**Extract provided:**
_ _ _ _ _ _ _
For over four decades, the game has been a way for friends and family to reconnect and bond over football during the holiday season. As the class of ‘85 got older, many of their children joined the game, embracing the tradition.

This year, the game included multiple female players for a change, one of which being 1985 alumna Kathleen King. King, who is a Rockville Centre native and Massachusetts resident. King said that over the years, she usually watched her sons play in the game and supported them from the sidelines.

“It’s probably the first time in six or seven years that I played football,” King said. “I don’t know what changed this year. I just thought it’d be fun to jump in the game. It was nice that everybody was like ‘great, no problem at all’.

The game also highlighted one of Cuomo’s nieces, High School freshman Katie Lovelock, who was the first female to catch a pass in the history of the tradition. In 2019, Sophia Perpero, another one of Cuomo’s nieces, was the first female to ever play in the Turkey Bowl, 39 years after the tradition began.

“Several years back, Sophia asked me at Thanksgiving why girls never played,” Cuomo said. “And I told her because they never asked but they were more than welcome to. So, she asked if she could play and she wanted to be the first girl to score a touchdown. And she was.”
_ _ _ _ _ _ _
**Recorded data:**
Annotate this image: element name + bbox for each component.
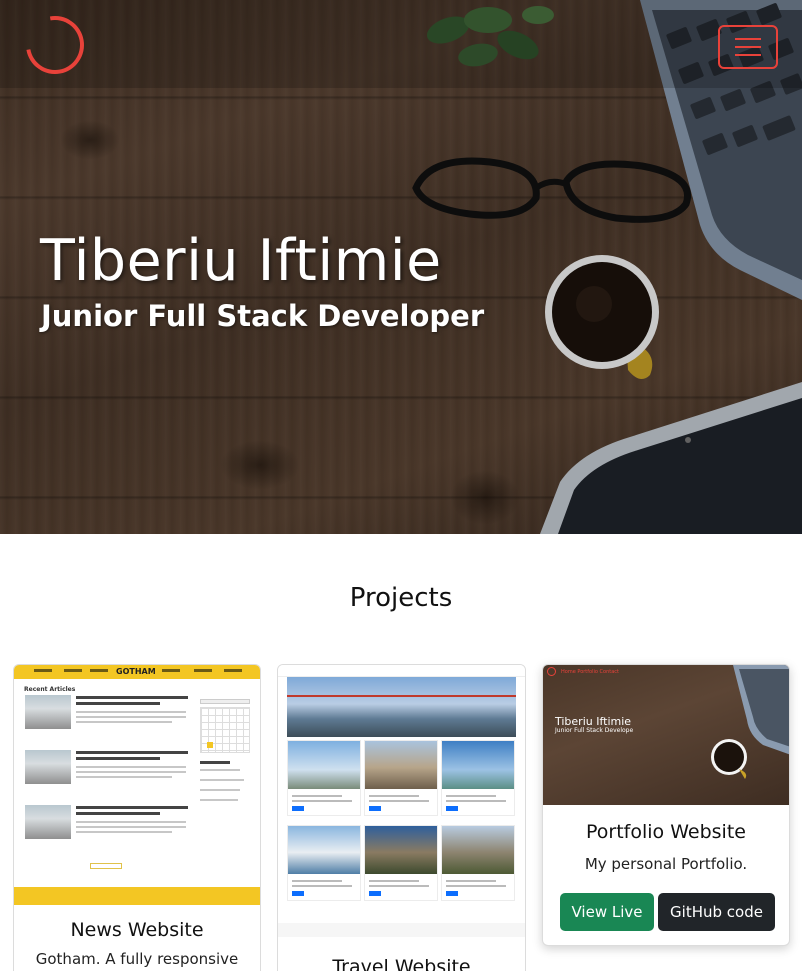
_ _ _ _ _ _ _
**Tasks to complete:**
1. In the Turkey Bowl text, who was the first female to catch a pass in the history of the tradition?
2. Resume the Turkey Bowl text, picking up right after its last sentence.

**The answers:**
1. Katie Lovelock, a high school freshman and one of Cuomo's nieces.

2.
After the game, a large section of the group meets at EGP Oceanside, a local restaurant owned by one of his classmates, located just behind the field on Long Beach Road. Cuomo notes that the group, sometimes totaling over 40 people, would be accommodated with a room at the restaurant, where the meeting would become a small class reunion.

“When we were in high school, I would say the post game meals were probably us going to 7-Eleven, getting Big Gulps and microwave burritos, and sitting in the parking lot on the concrete blocks,” Cuomo said. “And over time it moved to Taco Bell, when we were in college and some of us in law school and just starting our jobs. And then as we got a little older, we matured a bit, so we started to pick a local restaurant and EGP became the right place to have it. At this point this is a brotherhood and a sisterhood. It’s just about old friends, whether they’re male, female, young, old, having a good time. Getting to see each other’s families grow up, catching up and maintaining a tradition over all these years, and we’re open to anyone that wants to be a part of that.”